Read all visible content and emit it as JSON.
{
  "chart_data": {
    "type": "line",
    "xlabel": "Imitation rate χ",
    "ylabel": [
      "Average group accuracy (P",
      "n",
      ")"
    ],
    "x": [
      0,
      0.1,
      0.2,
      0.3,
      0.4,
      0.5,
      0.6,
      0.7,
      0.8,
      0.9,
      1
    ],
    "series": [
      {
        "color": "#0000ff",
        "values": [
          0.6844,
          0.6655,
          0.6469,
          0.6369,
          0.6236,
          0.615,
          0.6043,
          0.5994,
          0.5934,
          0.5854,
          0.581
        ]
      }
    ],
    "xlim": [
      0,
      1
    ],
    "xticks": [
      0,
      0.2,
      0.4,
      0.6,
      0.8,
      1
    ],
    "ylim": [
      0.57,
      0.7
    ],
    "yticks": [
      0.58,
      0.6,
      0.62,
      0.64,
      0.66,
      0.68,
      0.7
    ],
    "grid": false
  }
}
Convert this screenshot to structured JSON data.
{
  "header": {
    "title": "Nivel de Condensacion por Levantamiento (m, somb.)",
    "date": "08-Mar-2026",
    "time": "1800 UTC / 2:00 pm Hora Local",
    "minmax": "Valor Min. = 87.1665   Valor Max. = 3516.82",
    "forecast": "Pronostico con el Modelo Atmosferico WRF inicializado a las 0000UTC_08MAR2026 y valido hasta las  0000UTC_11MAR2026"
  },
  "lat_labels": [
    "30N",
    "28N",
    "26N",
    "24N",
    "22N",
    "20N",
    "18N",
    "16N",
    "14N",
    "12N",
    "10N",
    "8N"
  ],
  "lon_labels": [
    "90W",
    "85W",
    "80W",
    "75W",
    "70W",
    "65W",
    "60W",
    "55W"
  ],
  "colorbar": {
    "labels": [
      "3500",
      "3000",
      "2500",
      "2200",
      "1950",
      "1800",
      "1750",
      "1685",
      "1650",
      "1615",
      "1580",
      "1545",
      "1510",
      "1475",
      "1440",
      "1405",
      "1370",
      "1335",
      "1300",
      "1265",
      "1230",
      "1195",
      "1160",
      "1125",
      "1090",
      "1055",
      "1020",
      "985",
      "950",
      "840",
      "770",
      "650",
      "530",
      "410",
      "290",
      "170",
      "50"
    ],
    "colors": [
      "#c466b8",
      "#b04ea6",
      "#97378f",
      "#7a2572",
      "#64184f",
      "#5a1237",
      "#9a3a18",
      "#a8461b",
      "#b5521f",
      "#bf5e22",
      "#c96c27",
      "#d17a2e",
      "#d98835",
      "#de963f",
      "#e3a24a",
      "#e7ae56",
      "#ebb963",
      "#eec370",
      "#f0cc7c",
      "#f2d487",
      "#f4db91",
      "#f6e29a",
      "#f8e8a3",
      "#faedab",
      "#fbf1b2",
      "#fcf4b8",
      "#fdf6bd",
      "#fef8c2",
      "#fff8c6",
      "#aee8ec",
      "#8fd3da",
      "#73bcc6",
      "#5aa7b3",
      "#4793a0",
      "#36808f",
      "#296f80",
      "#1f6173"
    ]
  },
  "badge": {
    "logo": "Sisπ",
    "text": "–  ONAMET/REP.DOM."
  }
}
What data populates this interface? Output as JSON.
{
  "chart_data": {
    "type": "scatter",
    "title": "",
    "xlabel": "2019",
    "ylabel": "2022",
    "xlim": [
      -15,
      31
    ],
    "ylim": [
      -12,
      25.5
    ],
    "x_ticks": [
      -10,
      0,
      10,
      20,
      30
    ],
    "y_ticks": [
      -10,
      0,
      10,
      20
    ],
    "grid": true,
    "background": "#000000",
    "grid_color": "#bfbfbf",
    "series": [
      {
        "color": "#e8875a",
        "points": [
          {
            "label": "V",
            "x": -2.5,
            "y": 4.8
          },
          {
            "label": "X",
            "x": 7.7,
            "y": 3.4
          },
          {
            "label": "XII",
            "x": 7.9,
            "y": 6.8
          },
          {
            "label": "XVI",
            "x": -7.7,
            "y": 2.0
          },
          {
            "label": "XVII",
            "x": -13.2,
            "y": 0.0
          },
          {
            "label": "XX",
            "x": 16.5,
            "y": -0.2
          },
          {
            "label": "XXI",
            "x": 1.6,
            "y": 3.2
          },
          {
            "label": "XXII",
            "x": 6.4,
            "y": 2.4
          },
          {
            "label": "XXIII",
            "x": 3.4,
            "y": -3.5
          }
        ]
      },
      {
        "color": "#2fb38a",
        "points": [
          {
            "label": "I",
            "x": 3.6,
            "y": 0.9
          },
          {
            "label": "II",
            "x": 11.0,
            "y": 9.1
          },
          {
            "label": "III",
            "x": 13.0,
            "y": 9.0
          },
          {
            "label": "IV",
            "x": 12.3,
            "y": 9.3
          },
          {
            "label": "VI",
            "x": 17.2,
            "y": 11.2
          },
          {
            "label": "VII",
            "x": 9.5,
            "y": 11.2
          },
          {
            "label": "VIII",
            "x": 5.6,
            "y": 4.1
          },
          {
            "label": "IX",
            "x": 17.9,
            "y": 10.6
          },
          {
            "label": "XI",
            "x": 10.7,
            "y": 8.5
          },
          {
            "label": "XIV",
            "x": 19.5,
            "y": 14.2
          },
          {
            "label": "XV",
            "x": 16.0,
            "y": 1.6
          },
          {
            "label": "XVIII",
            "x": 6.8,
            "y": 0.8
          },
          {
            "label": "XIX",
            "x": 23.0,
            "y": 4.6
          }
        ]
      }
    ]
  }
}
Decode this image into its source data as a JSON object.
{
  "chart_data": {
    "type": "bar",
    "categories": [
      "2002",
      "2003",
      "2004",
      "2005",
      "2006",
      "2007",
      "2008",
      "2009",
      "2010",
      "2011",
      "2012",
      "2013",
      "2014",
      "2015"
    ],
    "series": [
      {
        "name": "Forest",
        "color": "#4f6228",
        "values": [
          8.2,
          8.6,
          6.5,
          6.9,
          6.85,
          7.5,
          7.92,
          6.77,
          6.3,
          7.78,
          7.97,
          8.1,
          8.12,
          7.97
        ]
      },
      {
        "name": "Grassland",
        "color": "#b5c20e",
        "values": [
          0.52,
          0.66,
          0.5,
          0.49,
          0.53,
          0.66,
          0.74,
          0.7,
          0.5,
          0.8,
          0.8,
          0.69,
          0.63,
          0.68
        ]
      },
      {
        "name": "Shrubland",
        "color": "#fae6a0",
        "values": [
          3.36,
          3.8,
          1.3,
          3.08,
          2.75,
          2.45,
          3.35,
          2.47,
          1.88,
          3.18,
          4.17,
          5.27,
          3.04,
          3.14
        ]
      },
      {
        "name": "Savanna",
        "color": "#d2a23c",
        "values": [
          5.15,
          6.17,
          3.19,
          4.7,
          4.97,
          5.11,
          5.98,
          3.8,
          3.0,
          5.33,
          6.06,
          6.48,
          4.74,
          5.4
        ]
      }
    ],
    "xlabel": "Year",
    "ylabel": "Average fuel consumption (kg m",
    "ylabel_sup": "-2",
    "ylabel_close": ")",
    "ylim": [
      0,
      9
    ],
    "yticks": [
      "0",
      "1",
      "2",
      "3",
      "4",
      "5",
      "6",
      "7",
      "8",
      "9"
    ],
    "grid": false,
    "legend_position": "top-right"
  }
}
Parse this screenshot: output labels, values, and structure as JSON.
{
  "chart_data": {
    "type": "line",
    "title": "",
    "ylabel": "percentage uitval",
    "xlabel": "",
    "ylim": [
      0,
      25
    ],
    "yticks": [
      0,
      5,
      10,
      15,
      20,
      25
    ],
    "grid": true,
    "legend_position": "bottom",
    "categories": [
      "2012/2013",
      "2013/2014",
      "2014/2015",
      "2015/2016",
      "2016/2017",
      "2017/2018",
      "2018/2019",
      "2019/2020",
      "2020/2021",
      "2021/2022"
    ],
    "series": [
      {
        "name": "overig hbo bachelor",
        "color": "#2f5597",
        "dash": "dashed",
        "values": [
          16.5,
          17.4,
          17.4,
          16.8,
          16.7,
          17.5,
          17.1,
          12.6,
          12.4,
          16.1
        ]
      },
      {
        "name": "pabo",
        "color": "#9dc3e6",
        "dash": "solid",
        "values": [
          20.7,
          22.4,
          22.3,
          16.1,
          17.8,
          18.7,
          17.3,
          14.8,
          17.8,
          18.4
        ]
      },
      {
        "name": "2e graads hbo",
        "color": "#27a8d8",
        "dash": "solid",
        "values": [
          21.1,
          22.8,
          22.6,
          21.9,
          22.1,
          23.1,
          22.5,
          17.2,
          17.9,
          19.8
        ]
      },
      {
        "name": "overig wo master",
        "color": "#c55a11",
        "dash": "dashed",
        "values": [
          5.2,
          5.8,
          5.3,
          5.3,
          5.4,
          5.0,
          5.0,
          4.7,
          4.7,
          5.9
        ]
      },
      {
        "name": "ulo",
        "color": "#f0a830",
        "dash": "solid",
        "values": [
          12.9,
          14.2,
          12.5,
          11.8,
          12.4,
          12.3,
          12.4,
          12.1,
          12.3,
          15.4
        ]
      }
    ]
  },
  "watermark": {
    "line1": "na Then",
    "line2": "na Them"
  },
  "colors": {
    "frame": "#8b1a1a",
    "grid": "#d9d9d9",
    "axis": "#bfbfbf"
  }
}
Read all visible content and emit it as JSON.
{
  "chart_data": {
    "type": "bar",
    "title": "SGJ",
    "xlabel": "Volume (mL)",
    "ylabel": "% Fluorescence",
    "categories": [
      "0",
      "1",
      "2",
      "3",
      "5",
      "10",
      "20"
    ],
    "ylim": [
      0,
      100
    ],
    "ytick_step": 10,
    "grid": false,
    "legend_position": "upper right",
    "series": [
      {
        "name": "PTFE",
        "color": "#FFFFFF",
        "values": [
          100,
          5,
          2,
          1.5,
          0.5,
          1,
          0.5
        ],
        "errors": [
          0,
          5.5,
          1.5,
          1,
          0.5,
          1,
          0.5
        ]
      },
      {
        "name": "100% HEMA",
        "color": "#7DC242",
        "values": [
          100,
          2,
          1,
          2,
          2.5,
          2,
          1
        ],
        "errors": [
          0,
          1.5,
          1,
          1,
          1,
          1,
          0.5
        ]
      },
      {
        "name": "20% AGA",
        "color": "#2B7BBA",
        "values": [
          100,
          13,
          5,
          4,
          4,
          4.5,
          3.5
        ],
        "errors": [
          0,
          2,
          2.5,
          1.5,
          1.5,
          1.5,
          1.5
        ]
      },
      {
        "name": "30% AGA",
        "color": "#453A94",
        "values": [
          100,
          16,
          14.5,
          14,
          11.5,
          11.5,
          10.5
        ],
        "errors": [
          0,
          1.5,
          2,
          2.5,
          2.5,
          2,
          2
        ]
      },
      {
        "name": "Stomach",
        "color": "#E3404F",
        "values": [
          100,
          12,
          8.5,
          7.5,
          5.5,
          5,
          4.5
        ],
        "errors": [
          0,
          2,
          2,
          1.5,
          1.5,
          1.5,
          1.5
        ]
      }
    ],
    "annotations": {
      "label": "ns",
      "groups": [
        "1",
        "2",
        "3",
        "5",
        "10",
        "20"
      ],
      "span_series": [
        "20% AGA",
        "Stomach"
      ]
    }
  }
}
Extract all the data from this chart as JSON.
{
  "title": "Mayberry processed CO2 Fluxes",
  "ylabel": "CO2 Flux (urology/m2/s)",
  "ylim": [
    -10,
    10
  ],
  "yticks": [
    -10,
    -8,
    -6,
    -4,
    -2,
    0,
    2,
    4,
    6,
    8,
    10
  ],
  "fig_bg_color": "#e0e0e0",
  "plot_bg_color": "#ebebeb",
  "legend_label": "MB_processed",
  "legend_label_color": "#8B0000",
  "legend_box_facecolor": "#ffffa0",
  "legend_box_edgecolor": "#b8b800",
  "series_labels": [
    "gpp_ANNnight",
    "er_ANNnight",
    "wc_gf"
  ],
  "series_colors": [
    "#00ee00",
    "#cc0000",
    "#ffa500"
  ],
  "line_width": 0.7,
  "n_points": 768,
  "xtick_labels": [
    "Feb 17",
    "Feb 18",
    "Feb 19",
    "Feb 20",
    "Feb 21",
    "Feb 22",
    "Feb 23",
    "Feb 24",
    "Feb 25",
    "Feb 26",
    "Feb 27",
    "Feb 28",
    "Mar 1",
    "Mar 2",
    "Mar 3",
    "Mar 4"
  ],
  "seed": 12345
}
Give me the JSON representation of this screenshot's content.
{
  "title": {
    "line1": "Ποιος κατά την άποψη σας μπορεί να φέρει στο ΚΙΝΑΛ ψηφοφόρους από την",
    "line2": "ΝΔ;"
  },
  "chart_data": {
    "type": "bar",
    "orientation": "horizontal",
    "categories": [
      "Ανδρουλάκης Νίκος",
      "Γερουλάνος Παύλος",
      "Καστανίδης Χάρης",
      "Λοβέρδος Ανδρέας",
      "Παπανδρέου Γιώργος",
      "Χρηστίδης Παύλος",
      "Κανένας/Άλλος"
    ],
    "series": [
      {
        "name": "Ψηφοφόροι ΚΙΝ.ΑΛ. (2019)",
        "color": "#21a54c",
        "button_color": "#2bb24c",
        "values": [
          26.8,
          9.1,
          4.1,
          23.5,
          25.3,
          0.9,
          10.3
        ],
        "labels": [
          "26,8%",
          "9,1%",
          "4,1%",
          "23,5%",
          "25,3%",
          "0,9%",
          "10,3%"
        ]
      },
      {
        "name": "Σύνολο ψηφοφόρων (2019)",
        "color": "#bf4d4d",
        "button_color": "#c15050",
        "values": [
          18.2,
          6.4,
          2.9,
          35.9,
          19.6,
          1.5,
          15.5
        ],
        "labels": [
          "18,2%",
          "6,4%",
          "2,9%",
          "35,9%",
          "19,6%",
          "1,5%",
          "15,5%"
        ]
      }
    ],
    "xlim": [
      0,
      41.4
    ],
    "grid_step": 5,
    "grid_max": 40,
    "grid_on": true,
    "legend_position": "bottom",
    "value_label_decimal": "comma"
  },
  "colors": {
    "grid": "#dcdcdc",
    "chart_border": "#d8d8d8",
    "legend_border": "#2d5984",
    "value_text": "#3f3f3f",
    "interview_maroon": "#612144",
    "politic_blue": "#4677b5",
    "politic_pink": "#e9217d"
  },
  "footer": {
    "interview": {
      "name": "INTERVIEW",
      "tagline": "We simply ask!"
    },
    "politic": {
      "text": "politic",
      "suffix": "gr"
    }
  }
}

+ + +

__WHAT IS BEING ASKED__
Your output consists solely of the lines from the one with "Give me the" through the last line, copied exactly.

__WRITTEN RESPONSE__
Give me the JSON representation of this screenshot's content.
{
  "title": {
    "line1": "Ποιος κατά την άποψη σας μπορεί να φέρει στο ΚΙΝΑΛ ψηφοφόρους από την",
    "line2": "ΝΔ;"
  },
  "chart_data": {
    "type": "bar",
    "orientation": "horizontal",
    "categories": [
      "Ανδρουλάκης Νίκος",
      "Γερουλάνος Παύλος",
      "Καστανίδης Χάρης",
      "Λοβέρδος Ανδρέας",
      "Παπανδρέου Γιώργος",
      "Χρηστίδης Παύλος",
      "Κανένας/Άλλος"
    ],
    "series": [
      {
        "name": "Ψηφοφόροι ΚΙΝ.ΑΛ. (2019)",
        "color": "#21a54c",
        "button_color": "#2bb24c",
        "values": [
          26.8,
          9.1,
          4.1,
          23.5,
          25.3,
          0.9,
          10.3
        ],
        "labels": [
          "26,8%",
          "9,1%",
          "4,1%",
          "23,5%",
          "25,3%",
          "0,9%",
          "10,3%"
        ]
      },
      {
        "name": "Σύνολο ψηφοφόρων (2019)",
        "color": "#bf4d4d",
        "button_color": "#c15050",
        "values": [
          18.2,
          6.4,
          2.9,
          35.9,
          19.6,
          1.5,
          15.5
        ],
        "labels": [
          "18,2%",
          "6,4%",
          "2,9%",
          "35,9%",
          "19,6%",
          "1,5%",
          "15,5%"
        ]
      }
    ],
    "xlim": [
      0,
      41.4
    ],
    "grid_step": 5,
    "grid_max": 40,
    "grid_on": true,
    "legend_position": "bottom",
    "value_label_decimal": "comma"
  },
  "colors": {
    "grid": "#dcdcdc",
    "chart_border": "#d8d8d8",
    "legend_border": "#2d5984",
    "value_text": "#3f3f3f",
    "interview_maroon": "#612144",
    "politic_blue": "#4677b5",
    "politic_pink": "#e9217d"
  },
  "footer": {
    "interview": {
      "name": "INTERVIEW",
      "tagline": "We simply ask!"
    },
    "politic": {
      "text": "politic",
      "suffix": "gr"
    }
  }
}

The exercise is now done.